Problem statement ▸ Render every entry verbatim.

....

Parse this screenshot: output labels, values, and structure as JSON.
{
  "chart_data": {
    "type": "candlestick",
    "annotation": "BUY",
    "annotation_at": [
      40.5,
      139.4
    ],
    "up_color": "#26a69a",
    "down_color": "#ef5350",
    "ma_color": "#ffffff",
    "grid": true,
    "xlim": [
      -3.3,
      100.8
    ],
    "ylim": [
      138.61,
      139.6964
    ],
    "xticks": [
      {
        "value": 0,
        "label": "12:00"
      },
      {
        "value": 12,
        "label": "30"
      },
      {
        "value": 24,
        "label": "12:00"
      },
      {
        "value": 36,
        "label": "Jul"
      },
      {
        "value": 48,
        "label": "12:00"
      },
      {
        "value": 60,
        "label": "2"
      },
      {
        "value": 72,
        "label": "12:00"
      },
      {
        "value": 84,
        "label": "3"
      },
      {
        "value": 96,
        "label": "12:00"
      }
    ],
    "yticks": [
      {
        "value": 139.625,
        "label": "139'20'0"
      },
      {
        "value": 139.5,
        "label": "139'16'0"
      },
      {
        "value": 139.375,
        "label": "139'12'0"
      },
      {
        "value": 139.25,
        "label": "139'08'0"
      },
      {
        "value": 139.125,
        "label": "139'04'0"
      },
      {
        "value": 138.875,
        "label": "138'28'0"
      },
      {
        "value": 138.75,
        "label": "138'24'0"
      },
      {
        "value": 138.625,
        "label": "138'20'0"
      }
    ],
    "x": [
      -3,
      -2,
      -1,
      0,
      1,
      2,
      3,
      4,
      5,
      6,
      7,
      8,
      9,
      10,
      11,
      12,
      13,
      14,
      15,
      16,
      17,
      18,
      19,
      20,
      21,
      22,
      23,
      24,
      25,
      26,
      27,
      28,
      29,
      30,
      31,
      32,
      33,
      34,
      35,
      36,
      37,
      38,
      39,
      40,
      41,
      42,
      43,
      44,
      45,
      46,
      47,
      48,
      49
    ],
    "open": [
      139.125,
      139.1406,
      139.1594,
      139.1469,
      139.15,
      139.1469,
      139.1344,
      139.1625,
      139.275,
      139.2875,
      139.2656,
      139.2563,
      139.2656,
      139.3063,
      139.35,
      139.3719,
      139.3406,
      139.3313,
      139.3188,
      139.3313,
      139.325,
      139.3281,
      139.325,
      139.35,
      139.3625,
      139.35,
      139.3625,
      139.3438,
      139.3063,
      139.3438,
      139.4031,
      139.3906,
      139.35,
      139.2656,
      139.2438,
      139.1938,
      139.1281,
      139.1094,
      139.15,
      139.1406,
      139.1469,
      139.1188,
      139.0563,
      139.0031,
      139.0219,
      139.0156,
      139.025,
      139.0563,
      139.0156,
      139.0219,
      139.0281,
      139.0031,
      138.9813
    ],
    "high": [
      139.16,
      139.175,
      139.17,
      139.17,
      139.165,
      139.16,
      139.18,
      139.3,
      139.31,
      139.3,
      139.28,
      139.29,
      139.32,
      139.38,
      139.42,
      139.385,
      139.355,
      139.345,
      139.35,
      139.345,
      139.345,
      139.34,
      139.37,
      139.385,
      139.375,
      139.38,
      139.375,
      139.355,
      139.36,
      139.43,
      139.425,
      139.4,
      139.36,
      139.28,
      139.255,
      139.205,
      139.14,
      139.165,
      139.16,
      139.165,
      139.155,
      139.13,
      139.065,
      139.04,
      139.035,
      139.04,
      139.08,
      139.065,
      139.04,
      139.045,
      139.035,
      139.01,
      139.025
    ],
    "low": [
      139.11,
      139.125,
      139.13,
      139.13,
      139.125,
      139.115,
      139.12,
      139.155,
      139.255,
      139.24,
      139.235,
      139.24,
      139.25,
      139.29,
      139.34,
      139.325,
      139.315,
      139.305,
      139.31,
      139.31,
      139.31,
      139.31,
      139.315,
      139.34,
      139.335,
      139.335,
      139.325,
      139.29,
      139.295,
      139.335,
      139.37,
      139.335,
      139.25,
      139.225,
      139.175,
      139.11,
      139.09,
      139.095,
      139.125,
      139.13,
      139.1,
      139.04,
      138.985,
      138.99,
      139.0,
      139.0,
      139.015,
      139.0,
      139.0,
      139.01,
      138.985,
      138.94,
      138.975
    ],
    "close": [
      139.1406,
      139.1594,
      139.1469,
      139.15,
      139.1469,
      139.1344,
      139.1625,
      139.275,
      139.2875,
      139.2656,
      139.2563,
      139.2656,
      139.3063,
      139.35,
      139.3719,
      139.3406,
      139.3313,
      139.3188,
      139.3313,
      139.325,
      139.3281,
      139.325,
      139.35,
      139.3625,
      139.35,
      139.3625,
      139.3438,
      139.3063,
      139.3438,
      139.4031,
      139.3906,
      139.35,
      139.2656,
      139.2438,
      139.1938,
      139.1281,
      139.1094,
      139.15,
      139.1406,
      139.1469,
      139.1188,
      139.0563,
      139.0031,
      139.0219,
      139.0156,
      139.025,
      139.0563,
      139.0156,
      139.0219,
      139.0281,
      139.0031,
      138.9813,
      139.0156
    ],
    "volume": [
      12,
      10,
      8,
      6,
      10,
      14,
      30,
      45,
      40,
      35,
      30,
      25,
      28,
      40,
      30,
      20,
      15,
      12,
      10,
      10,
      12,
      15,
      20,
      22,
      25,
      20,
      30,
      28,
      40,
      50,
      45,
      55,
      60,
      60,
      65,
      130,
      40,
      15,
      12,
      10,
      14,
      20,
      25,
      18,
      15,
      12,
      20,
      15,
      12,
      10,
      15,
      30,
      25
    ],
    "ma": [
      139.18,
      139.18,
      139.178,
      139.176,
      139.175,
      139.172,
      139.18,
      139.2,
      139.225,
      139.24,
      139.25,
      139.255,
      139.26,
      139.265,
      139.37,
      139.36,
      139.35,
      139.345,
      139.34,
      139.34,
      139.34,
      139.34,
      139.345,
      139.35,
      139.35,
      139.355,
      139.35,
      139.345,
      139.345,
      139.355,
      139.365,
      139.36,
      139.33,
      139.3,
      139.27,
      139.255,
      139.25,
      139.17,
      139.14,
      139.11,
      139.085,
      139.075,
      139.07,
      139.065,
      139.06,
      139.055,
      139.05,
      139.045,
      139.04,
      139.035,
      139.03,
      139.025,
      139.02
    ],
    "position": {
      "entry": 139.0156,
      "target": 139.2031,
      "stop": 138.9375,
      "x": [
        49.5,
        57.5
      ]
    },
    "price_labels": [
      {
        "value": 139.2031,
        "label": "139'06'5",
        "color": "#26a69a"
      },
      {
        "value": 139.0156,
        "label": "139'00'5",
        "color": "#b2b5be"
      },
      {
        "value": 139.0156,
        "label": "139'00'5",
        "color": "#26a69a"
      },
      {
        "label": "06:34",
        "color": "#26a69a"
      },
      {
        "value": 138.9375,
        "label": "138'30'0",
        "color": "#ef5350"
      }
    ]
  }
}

....

Response ▸
Parse this screenshot: output labels, values, and structure as JSON.
{
  "chart_data": {
    "type": "candlestick",
    "annotation": "BUY",
    "annotation_at": [
      40.5,
      139.4
    ],
    "up_color": "#26a69a",
    "down_color": "#ef5350",
    "ma_color": "#ffffff",
    "grid": true,
    "xlim": [
      -3.3,
      100.8
    ],
    "ylim": [
      138.61,
      139.6964
    ],
    "xticks": [
      {
        "value": 0,
        "label": "12:00"
      },
      {
        "value": 12,
        "label": "30"
      },
      {
        "value": 24,
        "label": "12:00"
      },
      {
        "value": 36,
        "label": "Jul"
      },
      {
        "value": 48,
        "label": "12:00"
      },
      {
        "value": 60,
        "label": "2"
      },
      {
        "value": 72,
        "label": "12:00"
      },
      {
        "value": 84,
        "label": "3"
      },
      {
        "value": 96,
        "label": "12:00"
      }
    ],
    "yticks": [
      {
        "value": 139.625,
        "label": "139'20'0"
      },
      {
        "value": 139.5,
        "label": "139'16'0"
      },
      {
        "value": 139.375,
        "label": "139'12'0"
      },
      {
        "value": 139.25,
        "label": "139'08'0"
      },
      {
        "value": 139.125,
        "label": "139'04'0"
      },
      {
        "value": 138.875,
        "label": "138'28'0"
      },
      {
        "value": 138.75,
        "label": "138'24'0"
      },
      {
        "value": 138.625,
        "label": "138'20'0"
      }
    ],
    "x": [
      -3,
      -2,
      -1,
      0,
      1,
      2,
      3,
      4,
      5,
      6,
      7,
      8,
      9,
      10,
      11,
      12,
      13,
      14,
      15,
      16,
      17,
      18,
      19,
      20,
      21,
      22,
      23,
      24,
      25,
      26,
      27,
      28,
      29,
      30,
      31,
      32,
      33,
      34,
      35,
      36,
      37,
      38,
      39,
      40,
      41,
      42,
      43,
      44,
      45,
      46,
      47,
      48,
      49
    ],
    "open": [
      139.125,
      139.1406,
      139.1594,
      139.1469,
      139.15,
      139.1469,
      139.1344,
      139.1625,
      139.275,
      139.2875,
      139.2656,
      139.2563,
      139.2656,
      139.3063,
      139.35,
      139.3719,
      139.3406,
      139.3313,
      139.3188,
      139.3313,
      139.325,
      139.3281,
      139.325,
      139.35,
      139.3625,
      139.35,
      139.3625,
      139.3438,
      139.3063,
      139.3438,
      139.4031,
      139.3906,
      139.35,
      139.2656,
      139.2438,
      139.1938,
      139.1281,
      139.1094,
      139.15,
      139.1406,
      139.1469,
      139.1188,
      139.0563,
      139.0031,
      139.0219,
      139.0156,
      139.025,
      139.0563,
      139.0156,
      139.0219,
      139.0281,
      139.0031,
      138.9813
    ],
    "high": [
      139.16,
      139.175,
      139.17,
      139.17,
      139.165,
      139.16,
      139.18,
      139.3,
      139.31,
      139.3,
      139.28,
      139.29,
      139.32,
      139.38,
      139.42,
      139.385,
      139.355,
      139.345,
      139.35,
      139.345,
      139.345,
      139.34,
      139.37,
      139.385,
      139.375,
      139.38,
      139.375,
      139.355,
      139.36,
      139.43,
      139.425,
      139.4,
      139.36,
      139.28,
      139.255,
      139.205,
      139.14,
      139.165,
      139.16,
      139.165,
      139.155,
      139.13,
      139.065,
      139.04,
      139.035,
      139.04,
      139.08,
      139.065,
      139.04,
      139.045,
      139.035,
      139.01,
      139.025
    ],
    "low": [
      139.11,
      139.125,
      139.13,
      139.13,
      139.125,
      139.115,
      139.12,
      139.155,
      139.255,
      139.24,
      139.235,
      139.24,
      139.25,
      139.29,
      139.34,
      139.325,
      139.315,
      139.305,
      139.31,
      139.31,
      139.31,
      139.31,
      139.315,
      139.34,
      139.335,
      139.335,
      139.325,
      139.29,
      139.295,
      139.335,
      139.37,
      139.335,
      139.25,
      139.225,
      139.175,
      139.11,
      139.09,
      139.095,
      139.125,
      139.13,
      139.1,
      139.04,
      138.985,
      138.99,
      139.0,
      139.0,
      139.015,
      139.0,
      139.0,
      139.01,
      138.985,
      138.94,
      138.975
    ],
    "close": [
      139.1406,
      139.1594,
      139.1469,
      139.15,
      139.1469,
      139.1344,
      139.1625,
      139.275,
      139.2875,
      139.2656,
      139.2563,
      139.2656,
      139.3063,
      139.35,
      139.3719,
      139.3406,
      139.3313,
      139.3188,
      139.3313,
      139.325,
      139.3281,
      139.325,
      139.35,
      139.3625,
      139.35,
      139.3625,
      139.3438,
      139.3063,
      139.3438,
      139.4031,
      139.3906,
      139.35,
      139.2656,
      139.2438,
      139.1938,
      139.1281,
      139.1094,
      139.15,
      139.1406,
      139.1469,
      139.1188,
      139.0563,
      139.0031,
      139.0219,
      139.0156,
      139.025,
      139.0563,
      139.0156,
      139.0219,
      139.0281,
      139.0031,
      138.9813,
      139.0156
    ],
    "volume": [
      12,
      10,
      8,
      6,
      10,
      14,
      30,
      45,
      40,
      35,
      30,
      25,
      28,
      40,
      30,
      20,
      15,
      12,
      10,
      10,
      12,
      15,
      20,
      22,
      25,
      20,
      30,
      28,
      40,
      50,
      45,
      55,
      60,
      60,
      65,
      130,
      40,
      15,
      12,
      10,
      14,
      20,
      25,
      18,
      15,
      12,
      20,
      15,
      12,
      10,
      15,
      30,
      25
    ],
    "ma": [
      139.18,
      139.18,
      139.178,
      139.176,
      139.175,
      139.172,
      139.18,
      139.2,
      139.225,
      139.24,
      139.25,
      139.255,
      139.26,
      139.265,
      139.37,
      139.36,
      139.35,
      139.345,
      139.34,
      139.34,
      139.34,
      139.34,
      139.345,
      139.35,
      139.35,
      139.355,
      139.35,
      139.345,
      139.345,
      139.355,
      139.365,
      139.36,
      139.33,
      139.3,
      139.27,
      139.255,
      139.25,
      139.17,
      139.14,
      139.11,
      139.085,
      139.075,
      139.07,
      139.065,
      139.06,
      139.055,
      139.05,
      139.045,
      139.04,
      139.035,
      139.03,
      139.025,
      139.02
    ],
    "position": {
      "entry": 139.0156,
      "target": 139.2031,
      "stop": 138.9375,
      "x": [
        49.5,
        57.5
      ]
    },
    "price_labels": [
      {
        "value": 139.2031,
        "label": "139'06'5",
        "color": "#26a69a"
      },
      {
        "value": 139.0156,
        "label": "139'00'5",
        "color": "#b2b5be"
      },
      {
        "value": 139.0156,
        "label": "139'00'5",
        "color": "#26a69a"
      },
      {
        "label": "06:34",
        "color": "#26a69a"
      },
      {
        "value": 138.9375,
        "label": "138'30'0",
        "color": "#ef5350"
      }
    ]
  }
}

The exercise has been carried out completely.